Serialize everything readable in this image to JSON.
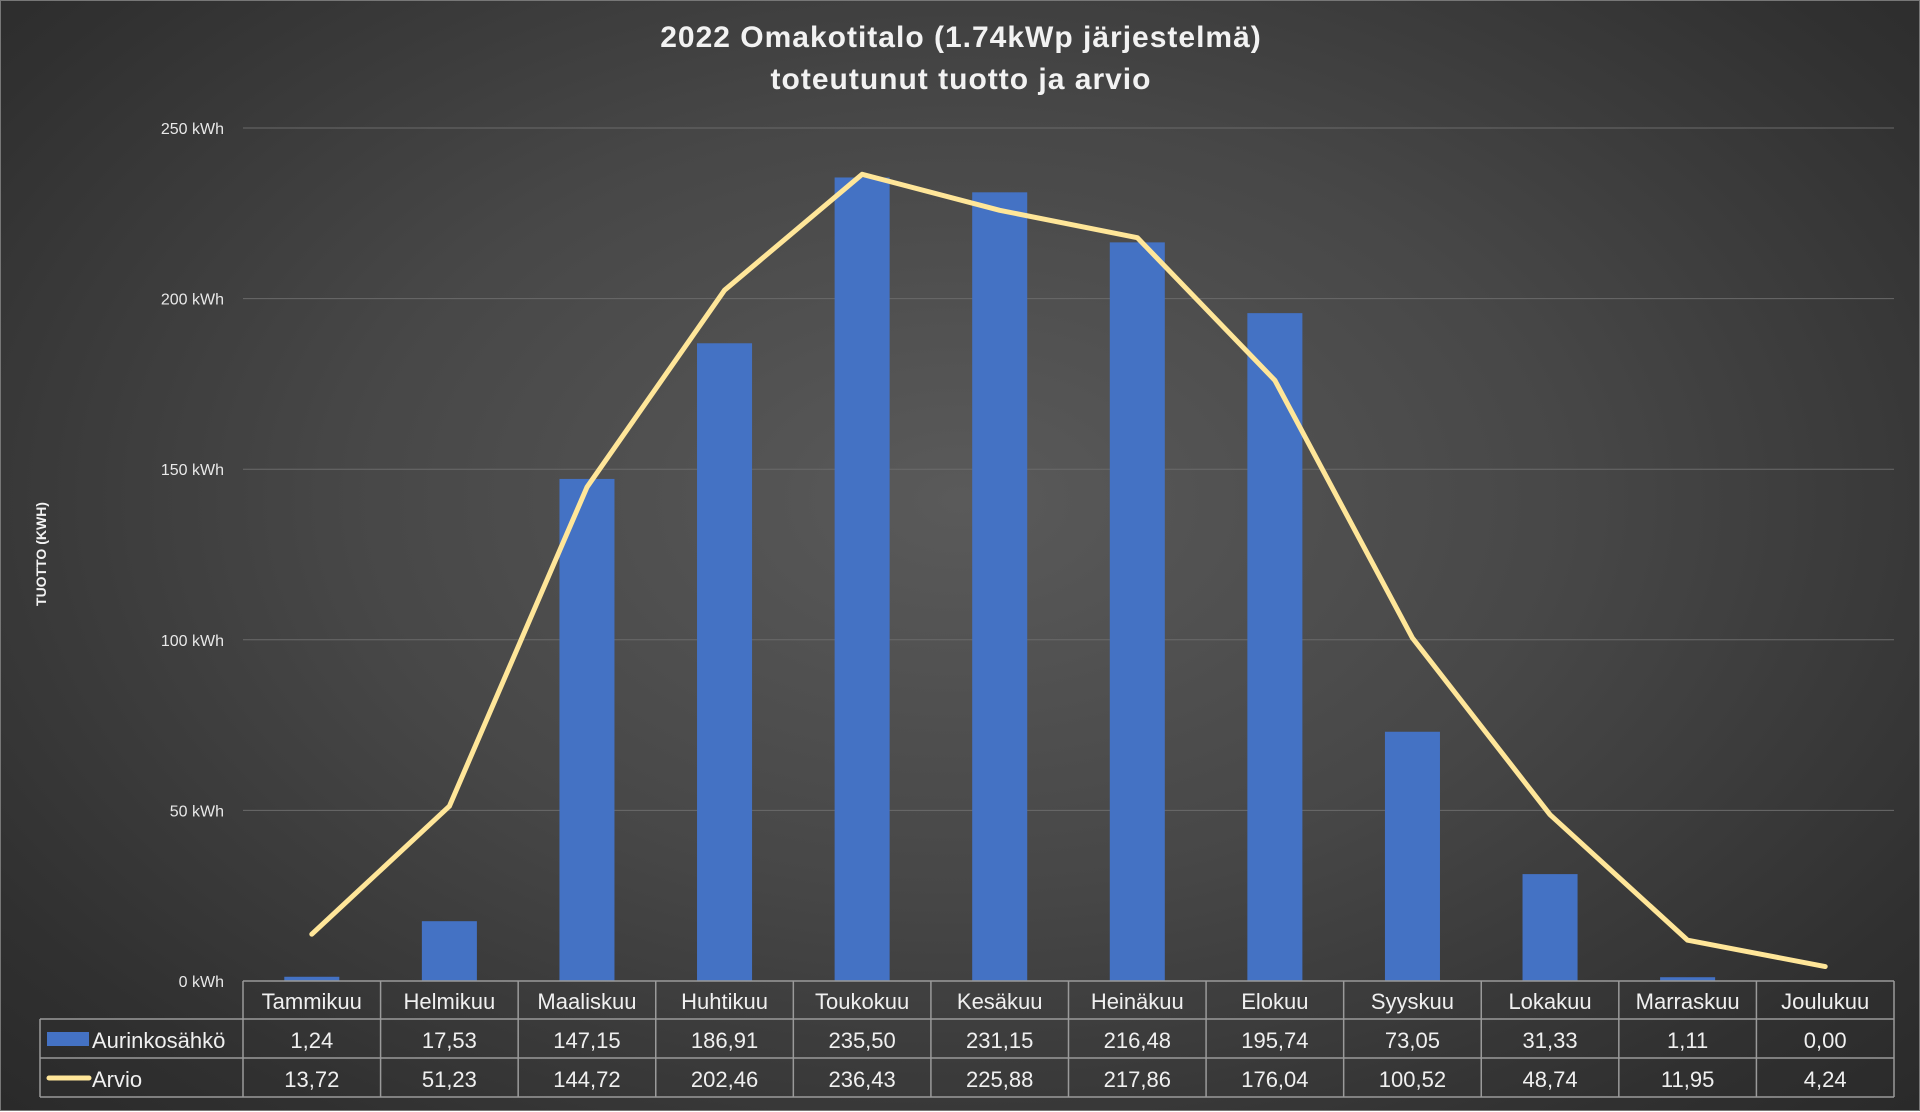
{
  "chart_data": {
    "type": "bar+line",
    "title": [
      "2022 Omakotitalo (1.74kWp järjestelmä)",
      "toteutunut tuotto ja arvio"
    ],
    "ylabel": "TUOTTO (KWH)",
    "ylim": [
      0,
      250
    ],
    "yticks": [
      "0 kWh",
      "50 kWh",
      "100 kWh",
      "150 kWh",
      "200 kWh",
      "250 kWh"
    ],
    "ytick_values": [
      0,
      50,
      100,
      150,
      200,
      250
    ],
    "grid": true,
    "data_table": true,
    "categories": [
      "Tammikuu",
      "Helmikuu",
      "Maaliskuu",
      "Huhtikuu",
      "Toukokuu",
      "Kesäkuu",
      "Heinäkuu",
      "Elokuu",
      "Syyskuu",
      "Lokakuu",
      "Marraskuu",
      "Joulukuu"
    ],
    "series": [
      {
        "name": "Aurinkosähkö",
        "type": "bar",
        "color": "#4472c4",
        "values": [
          1.24,
          17.53,
          147.15,
          186.91,
          235.5,
          231.15,
          216.48,
          195.74,
          73.05,
          31.33,
          1.11,
          0.0
        ],
        "labels": [
          "1,24",
          "17,53",
          "147,15",
          "186,91",
          "235,50",
          "231,15",
          "216,48",
          "195,74",
          "73,05",
          "31,33",
          "1,11",
          "0,00"
        ]
      },
      {
        "name": "Arvio",
        "type": "line",
        "color": "#ffe699",
        "values": [
          13.72,
          51.23,
          144.72,
          202.46,
          236.43,
          225.88,
          217.86,
          176.04,
          100.52,
          48.74,
          11.95,
          4.24
        ],
        "labels": [
          "13,72",
          "51,23",
          "144,72",
          "202,46",
          "236,43",
          "225,88",
          "217,86",
          "176,04",
          "100,52",
          "48,74",
          "11,95",
          "4,24"
        ]
      }
    ]
  }
}
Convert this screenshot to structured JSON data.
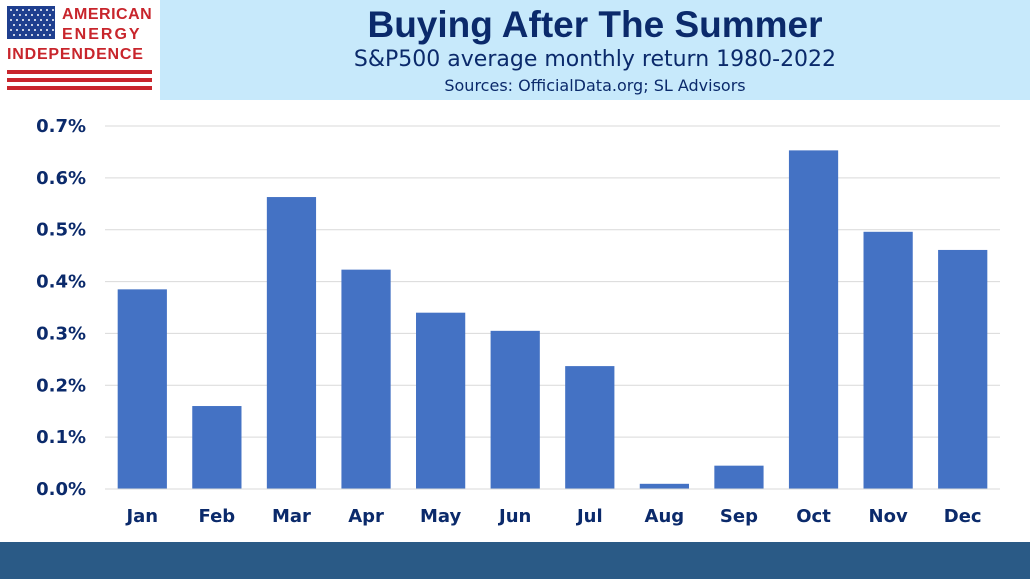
{
  "logo": {
    "line1": "AMERICAN",
    "line2": "ENERGY",
    "line3": "INDEPENDENCE",
    "colors": {
      "red": "#c8252c",
      "blue": "#1f3f8f"
    }
  },
  "header": {
    "title": "Buying After The Summer",
    "subtitle": "S&P500 average monthly return 1980-2022",
    "sources": "Sources: OfficialData.org; SL Advisors",
    "background": "#c7e9fb",
    "text_color": "#0b2a6b"
  },
  "chart_data": {
    "type": "bar",
    "title": "Buying After The Summer",
    "subtitle": "S&P500 average monthly return 1980-2022",
    "xlabel": "",
    "ylabel": "",
    "categories": [
      "Jan",
      "Feb",
      "Mar",
      "Apr",
      "May",
      "Jun",
      "Jul",
      "Aug",
      "Sep",
      "Oct",
      "Nov",
      "Dec"
    ],
    "values": [
      0.385,
      0.16,
      0.563,
      0.423,
      0.34,
      0.305,
      0.237,
      0.01,
      0.045,
      0.653,
      0.496,
      0.461
    ],
    "value_unit": "%",
    "ylim": [
      0,
      0.7
    ],
    "yticks": [
      0.0,
      0.1,
      0.2,
      0.3,
      0.4,
      0.5,
      0.6,
      0.7
    ],
    "ytick_labels": [
      "0.0%",
      "0.1%",
      "0.2%",
      "0.3%",
      "0.4%",
      "0.5%",
      "0.6%",
      "0.7%"
    ],
    "grid": true,
    "legend": "none",
    "bar_color": "#4472c4",
    "grid_color": "#d9d9d9",
    "label_color": "#0b2a6b"
  },
  "footer": {
    "color": "#2a5a86"
  }
}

..........

*SHORT TASK*
Quote every entry exactly, with the pictures omitted.

*ANSWER TO THIS TASK*
Serialize everything readable in this image to JSON.
{
  "chart_data": {
    "type": "bar+line",
    "title": [
      "2022 Omakotitalo (1.74kWp järjestelmä)",
      "toteutunut tuotto ja arvio"
    ],
    "ylabel": "TUOTTO (KWH)",
    "ylim": [
      0,
      250
    ],
    "yticks": [
      "0 kWh",
      "50 kWh",
      "100 kWh",
      "150 kWh",
      "200 kWh",
      "250 kWh"
    ],
    "ytick_values": [
      0,
      50,
      100,
      150,
      200,
      250
    ],
    "grid": true,
    "data_table": true,
    "categories": [
      "Tammikuu",
      "Helmikuu",
      "Maaliskuu",
      "Huhtikuu",
      "Toukokuu",
      "Kesäkuu",
      "Heinäkuu",
      "Elokuu",
      "Syyskuu",
      "Lokakuu",
      "Marraskuu",
      "Joulukuu"
    ],
    "series": [
      {
        "name": "Aurinkosähkö",
        "type": "bar",
        "color": "#4472c4",
        "values": [
          1.24,
          17.53,
          147.15,
          186.91,
          235.5,
          231.15,
          216.48,
          195.74,
          73.05,
          31.33,
          1.11,
          0.0
        ],
        "labels": [
          "1,24",
          "17,53",
          "147,15",
          "186,91",
          "235,50",
          "231,15",
          "216,48",
          "195,74",
          "73,05",
          "31,33",
          "1,11",
          "0,00"
        ]
      },
      {
        "name": "Arvio",
        "type": "line",
        "color": "#ffe699",
        "values": [
          13.72,
          51.23,
          144.72,
          202.46,
          236.43,
          225.88,
          217.86,
          176.04,
          100.52,
          48.74,
          11.95,
          4.24
        ],
        "labels": [
          "13,72",
          "51,23",
          "144,72",
          "202,46",
          "236,43",
          "225,88",
          "217,86",
          "176,04",
          "100,52",
          "48,74",
          "11,95",
          "4,24"
        ]
      }
    ]
  }
}
Convert this screenshot to structured JSON data.
{
  "logo": {
    "line1": "AMERICAN",
    "line2": "ENERGY",
    "line3": "INDEPENDENCE",
    "colors": {
      "red": "#c8252c",
      "blue": "#1f3f8f"
    }
  },
  "header": {
    "title": "Buying After The Summer",
    "subtitle": "S&P500 average monthly return 1980-2022",
    "sources": "Sources: OfficialData.org; SL Advisors",
    "background": "#c7e9fb",
    "text_color": "#0b2a6b"
  },
  "chart_data": {
    "type": "bar",
    "title": "Buying After The Summer",
    "subtitle": "S&P500 average monthly return 1980-2022",
    "xlabel": "",
    "ylabel": "",
    "categories": [
      "Jan",
      "Feb",
      "Mar",
      "Apr",
      "May",
      "Jun",
      "Jul",
      "Aug",
      "Sep",
      "Oct",
      "Nov",
      "Dec"
    ],
    "values": [
      0.385,
      0.16,
      0.563,
      0.423,
      0.34,
      0.305,
      0.237,
      0.01,
      0.045,
      0.653,
      0.496,
      0.461
    ],
    "value_unit": "%",
    "ylim": [
      0,
      0.7
    ],
    "yticks": [
      0.0,
      0.1,
      0.2,
      0.3,
      0.4,
      0.5,
      0.6,
      0.7
    ],
    "ytick_labels": [
      "0.0%",
      "0.1%",
      "0.2%",
      "0.3%",
      "0.4%",
      "0.5%",
      "0.6%",
      "0.7%"
    ],
    "grid": true,
    "legend": "none",
    "bar_color": "#4472c4",
    "grid_color": "#d9d9d9",
    "label_color": "#0b2a6b"
  },
  "footer": {
    "color": "#2a5a86"
  }
}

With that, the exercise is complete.